Problem requirements
Scan the data below for the string "Rachid". Copy every line where it appears.

-- start of Exercise material --

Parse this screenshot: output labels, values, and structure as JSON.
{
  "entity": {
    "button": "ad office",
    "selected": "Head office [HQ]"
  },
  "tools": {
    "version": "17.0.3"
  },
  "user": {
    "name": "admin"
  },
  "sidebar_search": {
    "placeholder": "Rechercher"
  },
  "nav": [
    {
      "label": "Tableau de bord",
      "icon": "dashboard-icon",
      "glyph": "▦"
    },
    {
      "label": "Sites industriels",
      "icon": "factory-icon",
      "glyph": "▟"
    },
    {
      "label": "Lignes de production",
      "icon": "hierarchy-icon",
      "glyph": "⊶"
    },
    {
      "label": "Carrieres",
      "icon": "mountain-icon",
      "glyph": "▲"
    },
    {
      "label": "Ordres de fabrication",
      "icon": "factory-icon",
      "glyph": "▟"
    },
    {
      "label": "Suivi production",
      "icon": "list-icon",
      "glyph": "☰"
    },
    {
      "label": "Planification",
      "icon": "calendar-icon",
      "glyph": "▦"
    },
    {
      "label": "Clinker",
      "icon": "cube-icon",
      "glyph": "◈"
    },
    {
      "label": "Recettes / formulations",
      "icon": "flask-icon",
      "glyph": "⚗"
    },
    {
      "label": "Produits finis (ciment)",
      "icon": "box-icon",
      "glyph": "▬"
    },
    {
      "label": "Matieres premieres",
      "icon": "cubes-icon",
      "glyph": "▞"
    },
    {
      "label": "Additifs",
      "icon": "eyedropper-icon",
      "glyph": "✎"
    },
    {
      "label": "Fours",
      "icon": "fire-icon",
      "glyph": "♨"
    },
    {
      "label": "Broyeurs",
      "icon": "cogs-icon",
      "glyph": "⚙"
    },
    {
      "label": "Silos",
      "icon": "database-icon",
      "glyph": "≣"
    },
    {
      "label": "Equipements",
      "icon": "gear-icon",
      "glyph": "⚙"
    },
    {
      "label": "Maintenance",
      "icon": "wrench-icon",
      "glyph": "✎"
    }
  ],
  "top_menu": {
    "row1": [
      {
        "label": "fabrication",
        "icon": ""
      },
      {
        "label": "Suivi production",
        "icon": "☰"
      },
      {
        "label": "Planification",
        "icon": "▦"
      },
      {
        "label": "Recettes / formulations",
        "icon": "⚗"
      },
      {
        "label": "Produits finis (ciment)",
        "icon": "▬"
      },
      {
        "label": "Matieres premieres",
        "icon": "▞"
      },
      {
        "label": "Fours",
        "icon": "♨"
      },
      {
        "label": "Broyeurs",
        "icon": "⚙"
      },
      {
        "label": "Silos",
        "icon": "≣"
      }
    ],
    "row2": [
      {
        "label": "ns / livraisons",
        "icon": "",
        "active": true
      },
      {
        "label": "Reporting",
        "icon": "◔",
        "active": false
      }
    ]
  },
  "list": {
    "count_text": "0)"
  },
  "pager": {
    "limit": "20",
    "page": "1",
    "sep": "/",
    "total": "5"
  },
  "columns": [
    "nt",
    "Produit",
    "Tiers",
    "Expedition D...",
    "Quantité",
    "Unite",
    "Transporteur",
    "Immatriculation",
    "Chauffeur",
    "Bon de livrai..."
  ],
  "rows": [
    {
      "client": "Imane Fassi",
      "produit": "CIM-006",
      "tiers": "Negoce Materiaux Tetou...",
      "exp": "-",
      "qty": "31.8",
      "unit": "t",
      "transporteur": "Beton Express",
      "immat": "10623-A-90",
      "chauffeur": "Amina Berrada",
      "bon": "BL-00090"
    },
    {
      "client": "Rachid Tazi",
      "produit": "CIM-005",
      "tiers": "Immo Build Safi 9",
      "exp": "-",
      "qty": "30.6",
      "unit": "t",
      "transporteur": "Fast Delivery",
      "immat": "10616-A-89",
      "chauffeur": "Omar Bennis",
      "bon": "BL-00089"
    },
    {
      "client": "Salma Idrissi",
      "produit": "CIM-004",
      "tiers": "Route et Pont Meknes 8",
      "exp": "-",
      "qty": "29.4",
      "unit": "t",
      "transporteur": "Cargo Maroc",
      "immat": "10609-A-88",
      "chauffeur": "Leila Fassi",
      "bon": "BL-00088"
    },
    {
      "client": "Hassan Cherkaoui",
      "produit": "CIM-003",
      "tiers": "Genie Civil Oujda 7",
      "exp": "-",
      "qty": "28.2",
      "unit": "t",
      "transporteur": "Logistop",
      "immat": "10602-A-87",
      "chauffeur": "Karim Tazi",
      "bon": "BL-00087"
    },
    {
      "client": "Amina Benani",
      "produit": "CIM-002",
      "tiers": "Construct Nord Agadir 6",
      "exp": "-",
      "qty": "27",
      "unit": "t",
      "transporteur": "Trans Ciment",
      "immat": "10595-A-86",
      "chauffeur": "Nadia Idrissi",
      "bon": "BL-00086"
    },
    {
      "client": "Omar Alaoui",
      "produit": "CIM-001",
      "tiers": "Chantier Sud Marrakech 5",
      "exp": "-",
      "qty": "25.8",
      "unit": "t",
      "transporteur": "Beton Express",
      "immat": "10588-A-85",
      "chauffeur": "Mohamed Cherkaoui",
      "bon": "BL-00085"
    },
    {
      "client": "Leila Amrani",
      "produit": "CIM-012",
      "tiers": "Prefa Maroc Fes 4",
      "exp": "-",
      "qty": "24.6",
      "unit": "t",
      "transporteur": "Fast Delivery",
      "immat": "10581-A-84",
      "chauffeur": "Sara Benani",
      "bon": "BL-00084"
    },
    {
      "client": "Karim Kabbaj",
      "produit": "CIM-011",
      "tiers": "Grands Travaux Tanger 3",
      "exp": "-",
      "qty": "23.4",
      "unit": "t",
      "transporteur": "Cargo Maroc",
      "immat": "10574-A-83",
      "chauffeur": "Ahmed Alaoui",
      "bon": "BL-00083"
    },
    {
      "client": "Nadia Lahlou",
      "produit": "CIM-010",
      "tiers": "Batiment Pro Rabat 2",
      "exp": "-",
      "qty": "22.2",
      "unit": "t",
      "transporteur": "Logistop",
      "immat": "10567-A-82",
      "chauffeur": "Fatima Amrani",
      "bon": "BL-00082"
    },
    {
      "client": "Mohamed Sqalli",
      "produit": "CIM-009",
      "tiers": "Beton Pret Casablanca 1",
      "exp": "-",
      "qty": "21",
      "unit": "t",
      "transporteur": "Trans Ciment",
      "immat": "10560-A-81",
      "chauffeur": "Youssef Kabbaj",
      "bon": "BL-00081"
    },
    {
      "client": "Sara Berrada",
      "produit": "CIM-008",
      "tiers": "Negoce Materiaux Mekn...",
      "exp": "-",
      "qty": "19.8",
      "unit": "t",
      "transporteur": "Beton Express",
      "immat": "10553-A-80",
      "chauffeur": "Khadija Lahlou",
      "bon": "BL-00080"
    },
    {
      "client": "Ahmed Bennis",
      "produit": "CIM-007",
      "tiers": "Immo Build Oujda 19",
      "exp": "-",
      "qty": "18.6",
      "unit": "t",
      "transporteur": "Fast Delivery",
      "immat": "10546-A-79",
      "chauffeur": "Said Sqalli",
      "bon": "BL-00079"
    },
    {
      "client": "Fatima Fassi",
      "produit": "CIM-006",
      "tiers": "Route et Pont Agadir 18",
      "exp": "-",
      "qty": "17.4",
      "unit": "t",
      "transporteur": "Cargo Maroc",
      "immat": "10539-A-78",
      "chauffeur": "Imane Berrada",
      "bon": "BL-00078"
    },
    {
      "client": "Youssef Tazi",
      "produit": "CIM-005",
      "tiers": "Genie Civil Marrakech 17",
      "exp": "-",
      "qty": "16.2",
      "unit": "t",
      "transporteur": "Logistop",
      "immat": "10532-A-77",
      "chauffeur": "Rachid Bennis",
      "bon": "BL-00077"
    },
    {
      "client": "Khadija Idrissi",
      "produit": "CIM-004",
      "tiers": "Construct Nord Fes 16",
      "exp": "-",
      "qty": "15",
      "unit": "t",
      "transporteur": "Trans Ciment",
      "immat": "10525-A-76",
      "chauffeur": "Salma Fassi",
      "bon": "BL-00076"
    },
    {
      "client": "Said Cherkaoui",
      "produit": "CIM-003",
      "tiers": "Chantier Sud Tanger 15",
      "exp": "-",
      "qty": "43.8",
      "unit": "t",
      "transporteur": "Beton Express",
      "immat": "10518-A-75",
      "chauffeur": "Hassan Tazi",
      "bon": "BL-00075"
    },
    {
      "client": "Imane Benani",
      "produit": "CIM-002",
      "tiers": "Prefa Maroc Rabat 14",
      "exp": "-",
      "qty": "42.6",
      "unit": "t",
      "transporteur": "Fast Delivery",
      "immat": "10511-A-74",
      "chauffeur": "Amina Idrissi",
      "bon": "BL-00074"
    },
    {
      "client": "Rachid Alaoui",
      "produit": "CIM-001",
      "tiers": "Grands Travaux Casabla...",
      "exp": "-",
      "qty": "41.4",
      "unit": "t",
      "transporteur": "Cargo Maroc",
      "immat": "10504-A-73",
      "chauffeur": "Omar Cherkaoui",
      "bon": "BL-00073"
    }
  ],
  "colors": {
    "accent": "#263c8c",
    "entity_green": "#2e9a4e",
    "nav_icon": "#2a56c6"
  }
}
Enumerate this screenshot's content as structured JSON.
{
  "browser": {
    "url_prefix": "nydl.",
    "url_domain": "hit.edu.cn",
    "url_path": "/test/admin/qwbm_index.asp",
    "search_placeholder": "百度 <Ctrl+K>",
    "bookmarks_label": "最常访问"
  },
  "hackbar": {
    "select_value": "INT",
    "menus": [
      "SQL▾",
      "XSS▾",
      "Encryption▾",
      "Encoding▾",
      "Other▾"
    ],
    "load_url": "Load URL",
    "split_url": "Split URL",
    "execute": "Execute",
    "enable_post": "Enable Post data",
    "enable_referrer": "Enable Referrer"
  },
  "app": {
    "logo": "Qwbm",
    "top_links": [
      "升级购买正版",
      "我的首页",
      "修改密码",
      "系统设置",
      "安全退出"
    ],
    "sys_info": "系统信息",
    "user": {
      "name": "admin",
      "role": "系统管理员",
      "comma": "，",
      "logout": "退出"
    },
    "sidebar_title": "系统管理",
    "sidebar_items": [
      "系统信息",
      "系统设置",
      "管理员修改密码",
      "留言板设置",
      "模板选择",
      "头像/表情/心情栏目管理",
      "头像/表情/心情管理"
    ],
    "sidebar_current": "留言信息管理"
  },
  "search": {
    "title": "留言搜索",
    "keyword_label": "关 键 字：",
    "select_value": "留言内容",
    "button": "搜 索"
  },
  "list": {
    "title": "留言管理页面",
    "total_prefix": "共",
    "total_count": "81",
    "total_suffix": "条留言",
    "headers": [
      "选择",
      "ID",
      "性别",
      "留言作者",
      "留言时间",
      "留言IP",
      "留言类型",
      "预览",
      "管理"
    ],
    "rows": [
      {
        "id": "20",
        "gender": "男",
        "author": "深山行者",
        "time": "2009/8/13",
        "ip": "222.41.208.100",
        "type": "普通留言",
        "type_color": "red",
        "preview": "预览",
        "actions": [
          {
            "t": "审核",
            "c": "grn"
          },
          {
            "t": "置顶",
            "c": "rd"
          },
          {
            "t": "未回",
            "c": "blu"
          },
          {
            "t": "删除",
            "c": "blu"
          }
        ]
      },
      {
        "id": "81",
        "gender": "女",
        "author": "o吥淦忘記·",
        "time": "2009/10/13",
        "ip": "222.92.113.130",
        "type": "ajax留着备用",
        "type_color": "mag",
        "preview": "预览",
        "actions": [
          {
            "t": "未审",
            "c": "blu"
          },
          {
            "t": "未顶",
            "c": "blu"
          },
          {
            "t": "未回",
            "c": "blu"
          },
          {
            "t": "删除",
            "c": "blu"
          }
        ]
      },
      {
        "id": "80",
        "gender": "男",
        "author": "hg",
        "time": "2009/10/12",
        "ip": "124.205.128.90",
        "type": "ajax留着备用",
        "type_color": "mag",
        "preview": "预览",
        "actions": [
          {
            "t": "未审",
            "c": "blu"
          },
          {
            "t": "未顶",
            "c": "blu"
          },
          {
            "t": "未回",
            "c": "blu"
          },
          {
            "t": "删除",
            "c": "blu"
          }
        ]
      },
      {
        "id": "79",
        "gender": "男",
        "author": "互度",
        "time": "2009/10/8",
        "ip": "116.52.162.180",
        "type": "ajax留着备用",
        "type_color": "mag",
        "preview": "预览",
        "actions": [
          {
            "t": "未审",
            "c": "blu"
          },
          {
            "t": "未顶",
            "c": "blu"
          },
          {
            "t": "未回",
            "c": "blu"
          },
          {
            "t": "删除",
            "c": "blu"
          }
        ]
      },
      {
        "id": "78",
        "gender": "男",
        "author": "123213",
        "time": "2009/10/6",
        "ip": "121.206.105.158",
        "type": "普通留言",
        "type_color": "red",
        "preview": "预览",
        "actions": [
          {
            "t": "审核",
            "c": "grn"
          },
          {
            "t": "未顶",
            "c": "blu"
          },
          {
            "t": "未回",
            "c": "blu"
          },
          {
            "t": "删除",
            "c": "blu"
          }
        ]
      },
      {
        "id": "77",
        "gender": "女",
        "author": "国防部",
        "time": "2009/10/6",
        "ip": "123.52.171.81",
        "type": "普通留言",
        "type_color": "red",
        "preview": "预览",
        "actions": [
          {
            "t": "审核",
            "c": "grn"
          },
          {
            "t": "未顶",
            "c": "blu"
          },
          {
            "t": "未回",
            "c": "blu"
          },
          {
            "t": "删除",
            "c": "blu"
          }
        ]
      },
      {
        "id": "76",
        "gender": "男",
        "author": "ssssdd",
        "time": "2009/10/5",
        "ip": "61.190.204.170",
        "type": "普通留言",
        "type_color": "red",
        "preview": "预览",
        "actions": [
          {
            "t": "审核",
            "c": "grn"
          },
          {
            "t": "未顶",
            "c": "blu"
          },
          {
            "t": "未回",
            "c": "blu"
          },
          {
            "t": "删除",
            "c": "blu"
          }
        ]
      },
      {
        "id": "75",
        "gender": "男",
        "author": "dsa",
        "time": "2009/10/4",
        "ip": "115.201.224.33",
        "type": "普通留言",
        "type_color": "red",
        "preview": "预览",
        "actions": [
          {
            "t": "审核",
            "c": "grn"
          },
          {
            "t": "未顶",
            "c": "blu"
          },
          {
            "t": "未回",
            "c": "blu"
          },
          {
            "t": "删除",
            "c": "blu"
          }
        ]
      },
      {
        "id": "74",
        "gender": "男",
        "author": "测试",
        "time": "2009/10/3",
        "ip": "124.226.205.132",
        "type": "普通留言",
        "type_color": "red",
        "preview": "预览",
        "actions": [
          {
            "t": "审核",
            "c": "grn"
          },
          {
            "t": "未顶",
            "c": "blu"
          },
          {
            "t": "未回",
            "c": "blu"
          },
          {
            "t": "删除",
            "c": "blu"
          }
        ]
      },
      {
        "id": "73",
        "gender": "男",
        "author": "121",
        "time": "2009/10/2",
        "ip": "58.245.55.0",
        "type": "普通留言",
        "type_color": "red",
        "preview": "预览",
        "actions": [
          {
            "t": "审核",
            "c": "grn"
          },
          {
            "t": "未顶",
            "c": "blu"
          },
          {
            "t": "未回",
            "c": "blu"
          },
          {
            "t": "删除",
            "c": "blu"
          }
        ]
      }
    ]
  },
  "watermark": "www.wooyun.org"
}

-- end of Exercise material --

Complete output
      "client": "Rachid Tazi",
      "chauffeur": "Rachid Bennis",
      "client": "Rachid Alaoui",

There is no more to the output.